§ Aim of the task
Among the entries that follow, tally the lines with the string "image". Give no more than the number.

* start Records provided *

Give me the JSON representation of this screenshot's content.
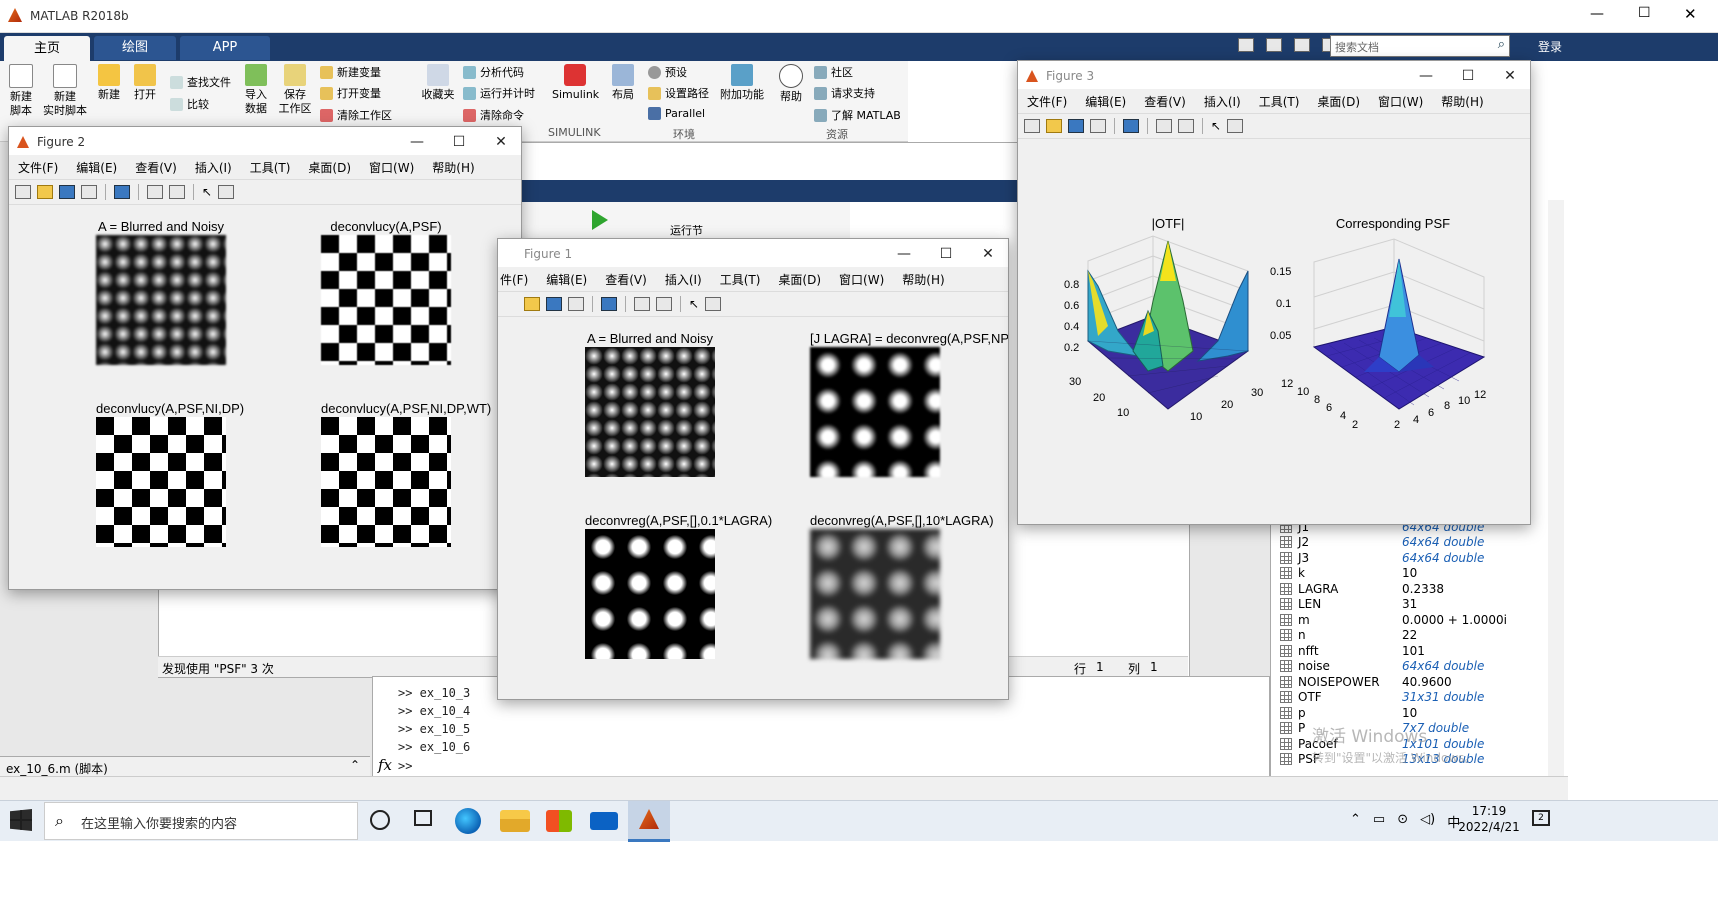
{
  "app": {
    "title": "MATLAB R2018b",
    "login": "登录",
    "search_placeholder": "搜索文档"
  },
  "ribbon": {
    "tabs": [
      "主页",
      "绘图",
      "APP"
    ],
    "buttons": {
      "new_script": "新建\n脚本",
      "new_live": "新建\n实时脚本",
      "new": "新建",
      "open": "打开",
      "find_files": "查找文件",
      "compare": "比较",
      "import": "导入\n数据",
      "save_ws": "保存\n工作区",
      "new_var": "新建变量",
      "open_var": "打开变量",
      "clear_ws": "清除工作区",
      "favorites": "收藏夹",
      "analyze": "分析代码",
      "run_time": "运行并计时",
      "clear_cmd": "清除命令",
      "simulink": "Simulink",
      "layout": "布局",
      "prefs": "预设",
      "set_path": "设置路径",
      "parallel": "Parallel",
      "addons": "附加功能",
      "help": "帮助",
      "community": "社区",
      "support": "请求支持",
      "learn": "了解 MATLAB"
    },
    "groups": {
      "simulink": "SIMULINK",
      "env": "环境",
      "resources": "资源"
    }
  },
  "menus": [
    "文件(F)",
    "编辑(E)",
    "查看(V)",
    "插入(I)",
    "工具(T)",
    "桌面(D)",
    "窗口(W)",
    "帮助(H)"
  ],
  "menus_fig1": [
    "件(F)",
    "编辑(E)",
    "查看(V)",
    "插入(I)",
    "工具(T)",
    "桌面(D)",
    "窗口(W)",
    "帮助(H)"
  ],
  "figure2": {
    "title": "Figure 2",
    "plots": [
      "A = Blurred and Noisy",
      "deconvlucy(A,PSF)",
      "deconvlucy(A,PSF,NI,DP)",
      "deconvlucy(A,PSF,NI,DP,WT)"
    ]
  },
  "figure1": {
    "title": "Figure 1",
    "plots": [
      "A = Blurred and Noisy",
      "[J LAGRA] = deconvreg(A,PSF,NP)",
      "deconvreg(A,PSF,[],0.1*LAGRA)",
      "deconvreg(A,PSF,[],10*LAGRA)"
    ]
  },
  "figure3": {
    "title": "Figure 3",
    "otf": {
      "title": "|OTF|",
      "z_ticks": [
        "0.8",
        "0.6",
        "0.4",
        "0.2"
      ],
      "x_ticks": [
        "30",
        "20",
        "10"
      ],
      "y_ticks": [
        "10",
        "20",
        "30"
      ]
    },
    "psf": {
      "title": "Corresponding PSF",
      "z_ticks": [
        "0.15",
        "0.1",
        "0.05"
      ],
      "x_ticks": [
        "12",
        "10",
        "8",
        "6",
        "4",
        "2"
      ],
      "y_ticks": [
        "2",
        "4",
        "6",
        "8",
        "10",
        "12"
      ]
    }
  },
  "editor": {
    "run_section": "运行节",
    "status_find": "发现使用 \"PSF\" 3 次",
    "row_label": "行",
    "row": "1",
    "col_label": "列",
    "col": "1"
  },
  "command_history": [
    ">> ex_10_3",
    ">> ex_10_4",
    ">> ex_10_5",
    ">> ex_10_6"
  ],
  "command_prompt": ">>",
  "current_file": "ex_10_6.m  (脚本)",
  "workspace": [
    {
      "name": "J1",
      "value": "64x64 double",
      "italic": true
    },
    {
      "name": "J2",
      "value": "64x64 double",
      "italic": true
    },
    {
      "name": "J3",
      "value": "64x64 double",
      "italic": true
    },
    {
      "name": "k",
      "value": "10",
      "italic": false
    },
    {
      "name": "LAGRA",
      "value": "0.2338",
      "italic": false
    },
    {
      "name": "LEN",
      "value": "31",
      "italic": false
    },
    {
      "name": "m",
      "value": "0.0000 + 1.0000i",
      "italic": false
    },
    {
      "name": "n",
      "value": "22",
      "italic": false
    },
    {
      "name": "nfft",
      "value": "101",
      "italic": false
    },
    {
      "name": "noise",
      "value": "64x64 double",
      "italic": true
    },
    {
      "name": "NOISEPOWER",
      "value": "40.9600",
      "italic": false
    },
    {
      "name": "OTF",
      "value": "31x31 double",
      "italic": true
    },
    {
      "name": "p",
      "value": "10",
      "italic": false
    },
    {
      "name": "P",
      "value": "7x7 double",
      "italic": true
    },
    {
      "name": "Pacoef",
      "value": "1x101 double",
      "italic": true
    },
    {
      "name": "PSF",
      "value": "13x13 double",
      "italic": true
    }
  ],
  "watermark": {
    "line1": "激活 Windows",
    "line2": "转到\"设置\"以激活 Windows。"
  },
  "taskbar": {
    "search": "在这里输入你要搜索的内容",
    "time": "17:19",
    "date": "2022/4/21",
    "ime": "中",
    "notif": "2"
  }
}
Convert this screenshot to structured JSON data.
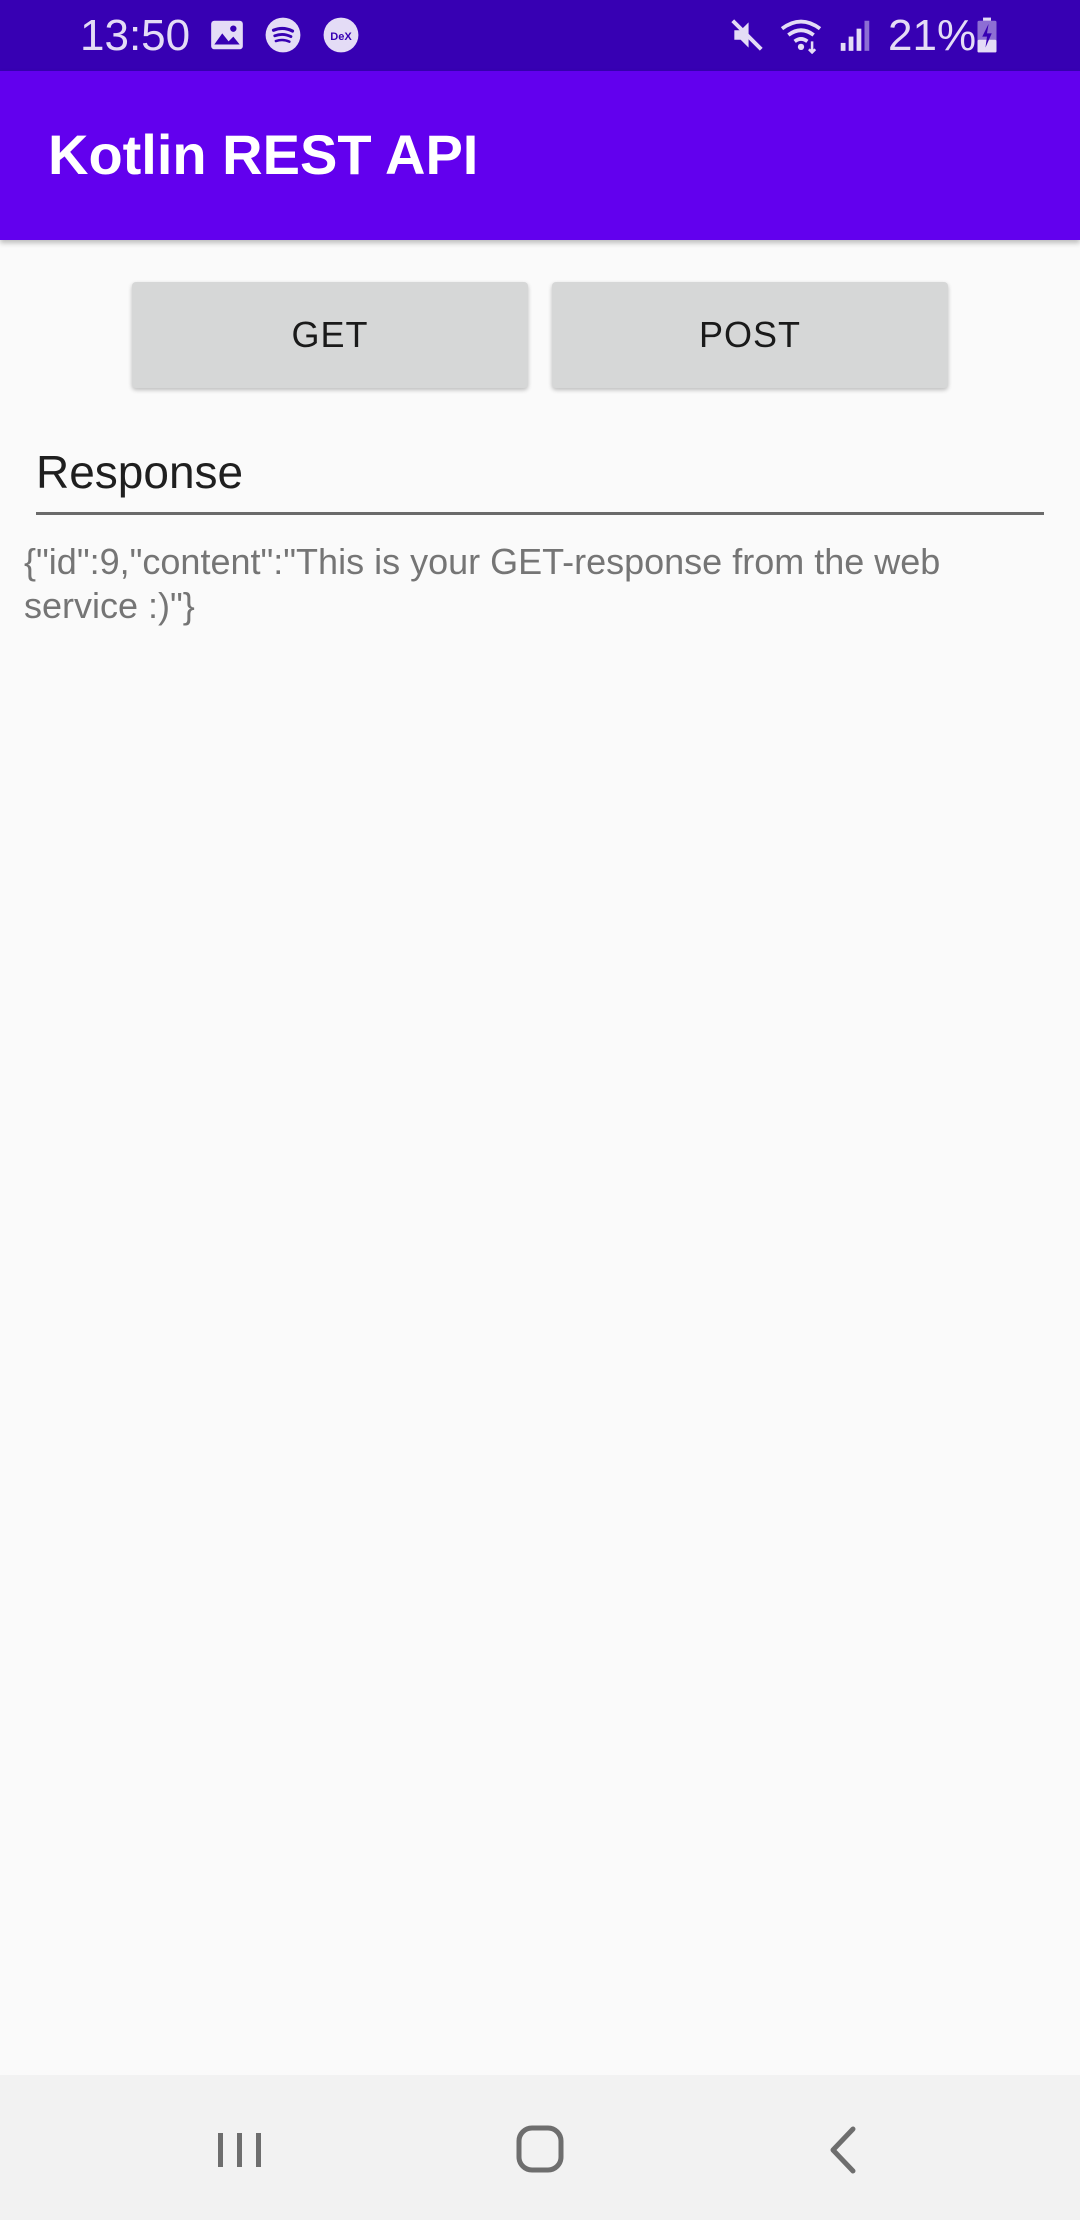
{
  "status_bar": {
    "time": "13:50",
    "battery_percent": "21%",
    "icons_left": [
      "image-icon",
      "spotify-icon",
      "dex-icon"
    ],
    "icons_right": [
      "mute-icon",
      "wifi-icon",
      "signal-icon",
      "battery-charging-icon"
    ]
  },
  "app_bar": {
    "title": "Kotlin REST API",
    "color": "#6200ee"
  },
  "buttons": {
    "get_label": "GET",
    "post_label": "POST"
  },
  "response_field": {
    "value": "Response"
  },
  "response_text": "{\"id\":9,\"content\":\"This is your GET-response from the web service :)\"}",
  "nav_bar": {
    "icons": [
      "recents-icon",
      "home-icon",
      "back-icon"
    ]
  }
}
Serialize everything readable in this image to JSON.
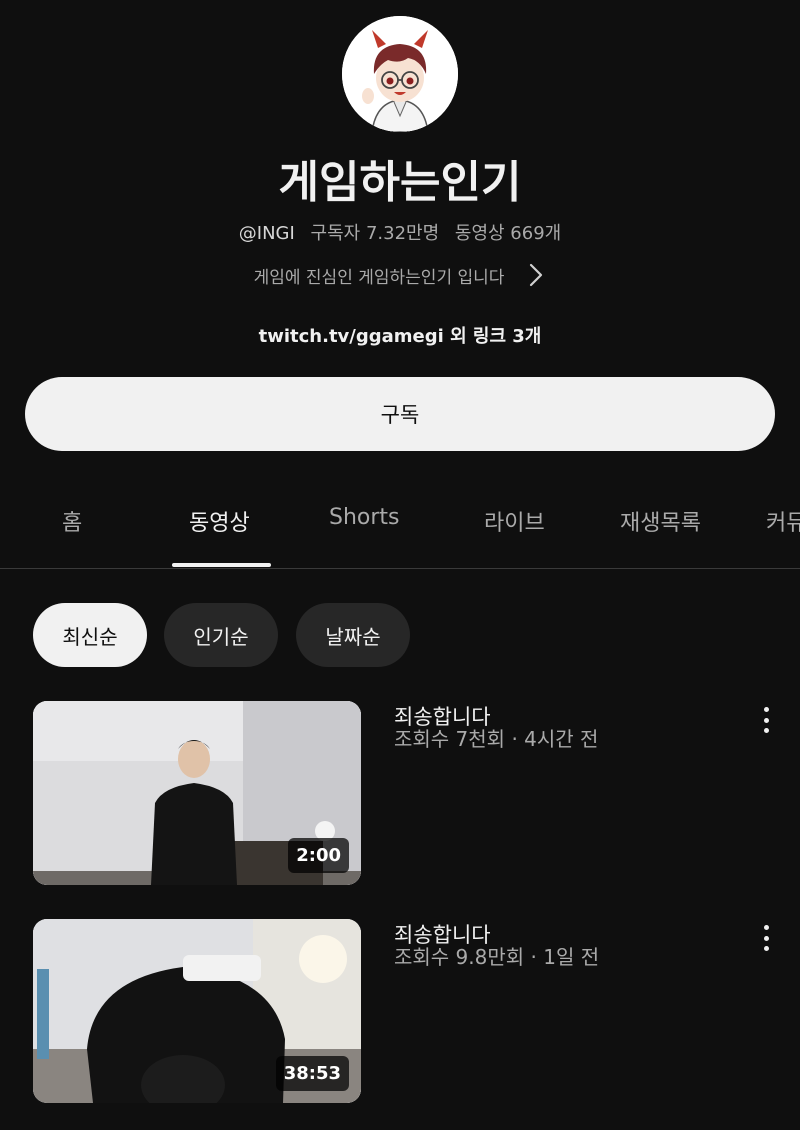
{
  "channel": {
    "name": "게임하는인기",
    "handle": "@INGI",
    "subscribers": "구독자 7.32만명",
    "video_count": "동영상 669개",
    "description": "게임에 진심인 게임하는인기 입니다",
    "links": "twitch.tv/ggamegi 외 링크 3개",
    "avatar_icon": "avatar-icon"
  },
  "subscribe_label": "구독",
  "tabs": [
    {
      "label": "홈",
      "active": false
    },
    {
      "label": "동영상",
      "active": true
    },
    {
      "label": "Shorts",
      "active": false
    },
    {
      "label": "라이브",
      "active": false
    },
    {
      "label": "재생목록",
      "active": false
    },
    {
      "label": "커뮤",
      "active": false
    }
  ],
  "filters": [
    {
      "label": "최신순",
      "active": true
    },
    {
      "label": "인기순",
      "active": false
    },
    {
      "label": "날짜순",
      "active": false
    }
  ],
  "videos": [
    {
      "title": "죄송합니다",
      "meta": "조회수 7천회 · 4시간 전",
      "duration": "2:00"
    },
    {
      "title": "죄송합니다",
      "meta": "조회수 9.8만회 · 1일 전",
      "duration": "38:53"
    }
  ],
  "colors": {
    "background": "#0f0f0f",
    "text_primary": "#f1f1f1",
    "text_secondary": "#aaaaaa",
    "chip_bg": "#272727"
  }
}
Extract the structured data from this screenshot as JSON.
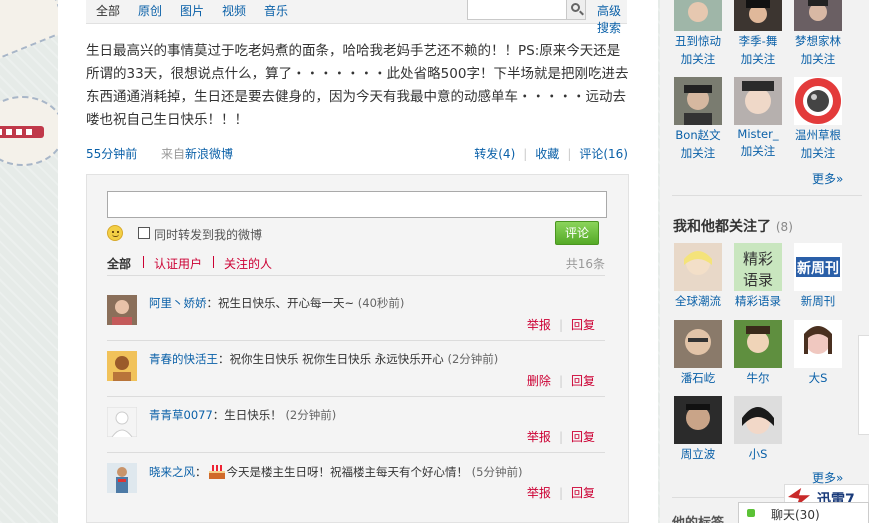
{
  "filters": {
    "tabs": [
      "全部",
      "原创",
      "图片",
      "视频",
      "音乐"
    ],
    "advanced_search": "高级搜索"
  },
  "post": {
    "text": "生日最高兴的事情莫过于吃老妈煮的面条，哈哈我老妈手艺还不赖的！！PS:原来今天还是所谓的33天，很想说点什么，算了・・・・・・・此处省略500字！下半场就是把刚吃进去东西通通消耗掉，生日还是要去健身的，因为今天有我最中意的动感单车・・・・・远动去喽也祝自己生日快乐！！！",
    "time": "55分钟前",
    "from_label": "来自",
    "source": "新浪微博",
    "forward": "转发(4)",
    "favorite": "收藏",
    "comment": "评论(16)"
  },
  "comment_box": {
    "also_forward_label": "同时转发到我的微博",
    "submit_label": "评论",
    "tabs": [
      "全部",
      "认证用户",
      "关注的人"
    ],
    "count": "共16条"
  },
  "comments": [
    {
      "user": "阿里丶娇娇",
      "text": "：祝生日快乐、开心每一天~",
      "time": "(40秒前)",
      "action1": "举报",
      "action2": "回复",
      "avatar_color": "#8a6f5a"
    },
    {
      "user": "青春的快活王",
      "text": "：祝你生日快乐 祝你生日快乐 永远快乐开心",
      "time": "(2分钟前)",
      "action1": "删除",
      "action2": "回复",
      "avatar_color": "#b8743a"
    },
    {
      "user": "青青草0077",
      "text": "：生日快乐！",
      "time": "(2分钟前)",
      "action1": "举报",
      "action2": "回复",
      "avatar_color": "#e8e8e8"
    },
    {
      "user": "晓来之风",
      "text": "今天是楼主生日呀！祝福楼主每天有个好心情！",
      "time": "(5分钟前)",
      "action1": "举报",
      "action2": "回复",
      "avatar_color": "#4d7aa6"
    }
  ],
  "sidebar": {
    "following": [
      {
        "name": "丑到惊动",
        "add": "加关注",
        "color": "#9fb6a8"
      },
      {
        "name": "李季-舞",
        "add": "加关注",
        "color": "#3c3530"
      },
      {
        "name": "梦想家林",
        "add": "加关注",
        "color": "#6a5f63"
      },
      {
        "name": "Bon赵文",
        "add": "加关注",
        "color": "#7a7c70"
      },
      {
        "name": "Mister_",
        "add": "加关注",
        "color": "#b6b0ae"
      },
      {
        "name": "温州草根",
        "add": "加关注",
        "color": "#e33b3b"
      }
    ],
    "more": "更多»",
    "common_title": "我和他都关注了",
    "common_count": "(8)",
    "common": [
      {
        "name": "全球潮流",
        "color": "#e8d8c8"
      },
      {
        "name": "精彩语录",
        "color": "#c9e6bf"
      },
      {
        "name": "新周刊",
        "color": "#2a5fa8"
      },
      {
        "name": "潘石屹",
        "color": "#8a7a6a"
      },
      {
        "name": "牛尔",
        "color": "#5f8f3f"
      },
      {
        "name": "大S",
        "color": "#f0c8c0"
      },
      {
        "name": "周立波",
        "color": "#2b2b2b"
      },
      {
        "name": "小S",
        "color": "#3a3030"
      }
    ],
    "more2": "更多»",
    "bottom_partial": "他的标签",
    "xunlei": "迅雷7",
    "chat": "聊天(30)"
  }
}
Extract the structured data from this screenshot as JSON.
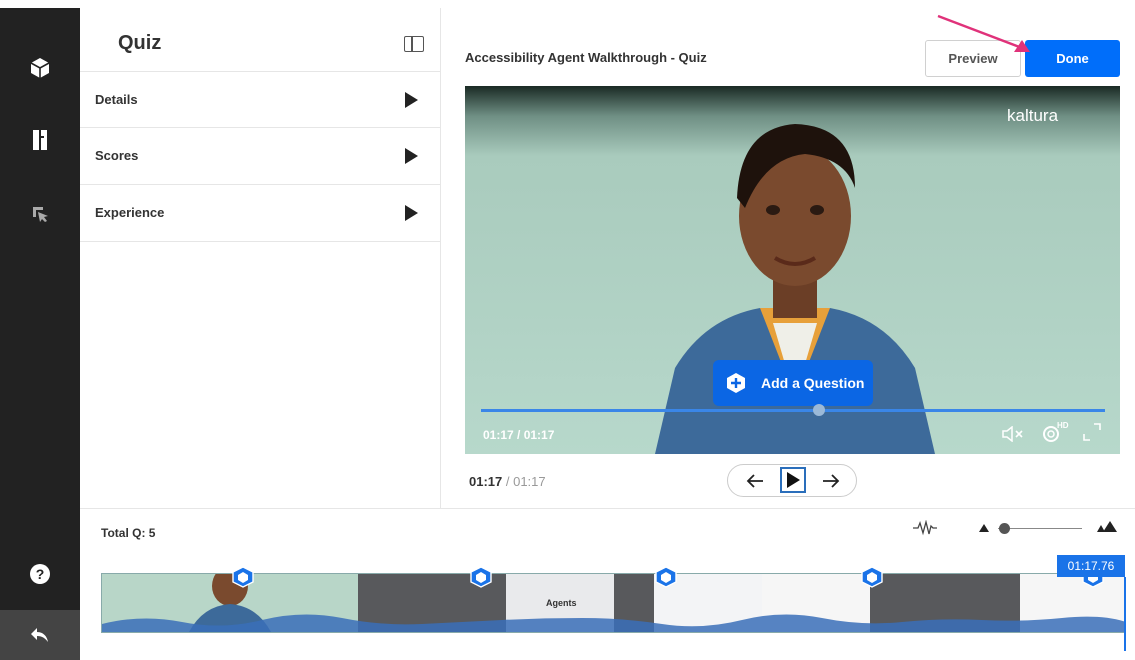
{
  "panel": {
    "title": "Quiz",
    "sections": [
      {
        "label": "Details"
      },
      {
        "label": "Scores"
      },
      {
        "label": "Experience"
      }
    ]
  },
  "header": {
    "media_title": "Accessibility Agent Walkthrough - Quiz",
    "preview_label": "Preview",
    "done_label": "Done"
  },
  "player": {
    "brand": "kaltura",
    "time_display": "01:17 / 01:17",
    "add_question_label": "Add a Question",
    "progress_fraction": 1.0
  },
  "playback": {
    "current": "01:17",
    "separator": " / ",
    "duration": "01:17"
  },
  "timeline": {
    "total_questions": "Total Q: 5",
    "playhead_time": "01:17.76",
    "thumbnail_text": "Agents",
    "cue_count": 5
  },
  "colors": {
    "accent": "#006efa",
    "rail": "#222222",
    "cue": "#1a73e8"
  },
  "icons": {
    "rail": [
      "cube-icon",
      "book-icon",
      "cursor-icon",
      "help-icon",
      "back-icon"
    ],
    "player": [
      "volume-mute-icon",
      "settings-hd-icon",
      "fullscreen-icon"
    ],
    "timeline": [
      "waveform-icon",
      "zoom-out-icon",
      "zoom-in-icon"
    ]
  }
}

* end Records provided *

§ Solution to the exercise
2